> _Excerpt provided_:
..........
Viral infection in the ocean—A journey across scales

Flora Vincent, Assaf Vardi

One of the biggest challenges in marine microbiology is to assess the impact of microbial interactions across biological scales, from the single cell to the ecosystem level. Here, we argue that the advent of new methodologies and conceptual frameworks represents an exciting time to pursue these efforts and propose a set of important challenges for the field, taking aquatic viral infection as an example. Solutions include combining different scales of experimental setups, improving our ability to study non-cultivable interactions at the single-cell level, and establishing ecologically relevant and scalable model systems.

Viral infection switches the balance between bacterial and eukaryotic recyclers of organic matter during coccolithophore blooms

Flora Vincent, Matti Gralka, Guy Schleyer, Daniella Schatz, Miguel Cabrera-Brufau, Constanze Kuhlisch, Andreas Sichert, Silvia Vidal-Melgosa, Kyle Mayers, Noa Barak-Gavish, J. Michel Flores, Marta Masdeu-Navarro, Jorun Karin Egge, Aud Larsen, Jan-Hendrik Hehemann, Celia Marrasé, Rafel Simó, Otto X. Cordero & Assaf Vardi

We conducted a large-scale mesocosm experiment to quantify the impact of viruses on microbial communities and biogeochemical processes, during a major algal bloom, through a month-long time series combining single-cell assays, bulk biogeochemical measurements and microbial sequencing. By combining modelling and quantification of active viral infection at a single-cell resolution, we estimate that viral infection causes a 2–4 fold increase in per-cell rates of extracellular carbon release in the form of acidic polysaccharides and particulate inorganic carbon, two major contributors to carbon sinking in the deep ocean. This shows how microbial interactions happening at the molecular level can ultimately impact ecosystem processes related to carbon cycling, but also community composition. Co-first authors Flora and Matti wrote a “Behind The Paper” for it.
..........
Dataset entries

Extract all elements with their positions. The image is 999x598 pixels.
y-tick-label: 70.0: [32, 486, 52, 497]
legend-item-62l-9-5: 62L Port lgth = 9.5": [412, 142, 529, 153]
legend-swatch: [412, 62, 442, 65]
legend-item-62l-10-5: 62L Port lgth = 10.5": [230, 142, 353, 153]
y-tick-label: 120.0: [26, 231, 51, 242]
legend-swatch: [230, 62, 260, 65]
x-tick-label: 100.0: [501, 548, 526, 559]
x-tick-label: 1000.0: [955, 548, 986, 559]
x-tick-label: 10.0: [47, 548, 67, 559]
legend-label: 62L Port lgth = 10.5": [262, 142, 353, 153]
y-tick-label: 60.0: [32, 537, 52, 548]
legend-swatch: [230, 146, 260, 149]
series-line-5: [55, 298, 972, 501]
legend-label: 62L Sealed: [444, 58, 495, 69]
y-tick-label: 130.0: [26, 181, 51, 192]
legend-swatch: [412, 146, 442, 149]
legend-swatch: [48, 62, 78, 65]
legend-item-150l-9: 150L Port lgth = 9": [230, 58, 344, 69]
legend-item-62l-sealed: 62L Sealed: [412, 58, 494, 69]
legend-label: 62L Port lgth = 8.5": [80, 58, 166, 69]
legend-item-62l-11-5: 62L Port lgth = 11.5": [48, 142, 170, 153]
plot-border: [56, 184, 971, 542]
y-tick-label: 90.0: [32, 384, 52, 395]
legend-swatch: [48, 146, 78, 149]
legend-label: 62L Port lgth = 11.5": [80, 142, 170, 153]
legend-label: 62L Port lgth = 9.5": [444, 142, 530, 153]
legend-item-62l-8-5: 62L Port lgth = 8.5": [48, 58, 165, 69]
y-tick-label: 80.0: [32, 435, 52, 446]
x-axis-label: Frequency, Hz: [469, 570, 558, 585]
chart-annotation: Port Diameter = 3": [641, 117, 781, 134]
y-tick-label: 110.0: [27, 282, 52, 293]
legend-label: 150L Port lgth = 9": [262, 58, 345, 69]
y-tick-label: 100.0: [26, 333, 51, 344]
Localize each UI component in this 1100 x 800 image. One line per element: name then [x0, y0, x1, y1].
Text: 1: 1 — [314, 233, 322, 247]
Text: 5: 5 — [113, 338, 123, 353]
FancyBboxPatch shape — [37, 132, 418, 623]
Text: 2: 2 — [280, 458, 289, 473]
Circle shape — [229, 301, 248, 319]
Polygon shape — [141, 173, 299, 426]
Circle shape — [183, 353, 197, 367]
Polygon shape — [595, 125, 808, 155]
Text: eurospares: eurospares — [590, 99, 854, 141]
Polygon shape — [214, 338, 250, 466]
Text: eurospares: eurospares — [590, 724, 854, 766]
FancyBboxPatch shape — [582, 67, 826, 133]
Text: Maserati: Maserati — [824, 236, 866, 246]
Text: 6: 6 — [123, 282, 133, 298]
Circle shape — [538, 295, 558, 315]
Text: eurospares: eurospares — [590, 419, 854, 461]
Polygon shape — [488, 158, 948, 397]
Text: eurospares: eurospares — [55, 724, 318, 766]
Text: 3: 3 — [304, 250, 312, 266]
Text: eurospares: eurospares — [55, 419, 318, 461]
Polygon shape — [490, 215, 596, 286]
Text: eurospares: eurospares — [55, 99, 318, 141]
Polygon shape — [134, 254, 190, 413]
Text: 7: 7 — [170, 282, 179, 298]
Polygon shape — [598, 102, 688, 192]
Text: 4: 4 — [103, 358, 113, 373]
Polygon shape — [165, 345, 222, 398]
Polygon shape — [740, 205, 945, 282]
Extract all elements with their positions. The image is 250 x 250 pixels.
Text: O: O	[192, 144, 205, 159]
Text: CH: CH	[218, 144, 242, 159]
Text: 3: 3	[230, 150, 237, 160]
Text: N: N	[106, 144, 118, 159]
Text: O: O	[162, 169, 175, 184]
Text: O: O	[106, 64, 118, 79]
..........
> _Work item 1_: In the passage on marine viral infection, by how much does viral infection raise per-cell rates of extracellular carbon release?
> _Work item 2_: Proceed with the passage on marine viral infection, picking up right after its final sentence.
None of the dataset entries are needed for the work that comes next.

> _Exercise response 1_: It causes a 2–4 fold increase.

> _Exercise response 2_:
An Integrated View of Diatom Interactions

Flora Vincent & Chris Bowler

In this Chapter from ‘The Molecular Life of Diatoms” we highlight why diatoms, successful phytoplankton that play a major role in our ecosystem, are a great system to study the diversity and impact of microbial interactions across biological scales.

Visualising active viral infection reveals cell fates in synchronised algal bloom demise

Flora Vincent, Uri Steyn, Ziv Porat, Daniella Schatz and Assan Vardi

Despite years of research in aquatic virology, we remain unable to estimate viral-induced mortality in the ocean and, consequently, to resolve viral impact on nutrient fluxes and microbial dynamics. Here, we assess active infection in algal single cells by subcellular visualization of virus and host transcripts using imaging flow cytometry coupled to mRNA FISH, revealing the coexistence of infected and noninfected subpopulations. We revisit major assumptions of a giant virus’ life cycle: cells can produce virions without lysing and can lyse without producing virions. In a natural algal bloom, only 25% of cells were infected, highlighting the importance of other mortality agents. Enrichment of infected cells in cell aggregates suggests potential host defence strategies. Our approach opens a mechanistic dimension to the study of microbial interactions, by developing single-cell ecology approaches in marine microbiology.

The epibiotic life of the cosmopolitan diatom Fragilariopsis doliolus on heterotrophic ciliates in the open ocean

Flora J. Vincent, Sébastien Colin, Sarah Romac, Eleonora Scalco, Lucie Bittner, Yonara Garcia, Rubens M. Lopes, John R. Dolan, Adriana Zingone, Colomban de Vargas & Chris Bowler

Diatoms are a diverse and ecologically important group of phytoplankton. Although most species are considered free living, several are known to interact with other organisms within the plankton. Here, we leverage the heterogeneous Tara Oceans dataset to describe a cosmopolitan and abundant symbiosis between diatom and ciliates, which combines high-content confocal microscopy, live imaging and single-cell sorting. As this symbiosis cannot be grown in the lab, this encourages us to push forward the ability to study microbial symbioses directly in nature.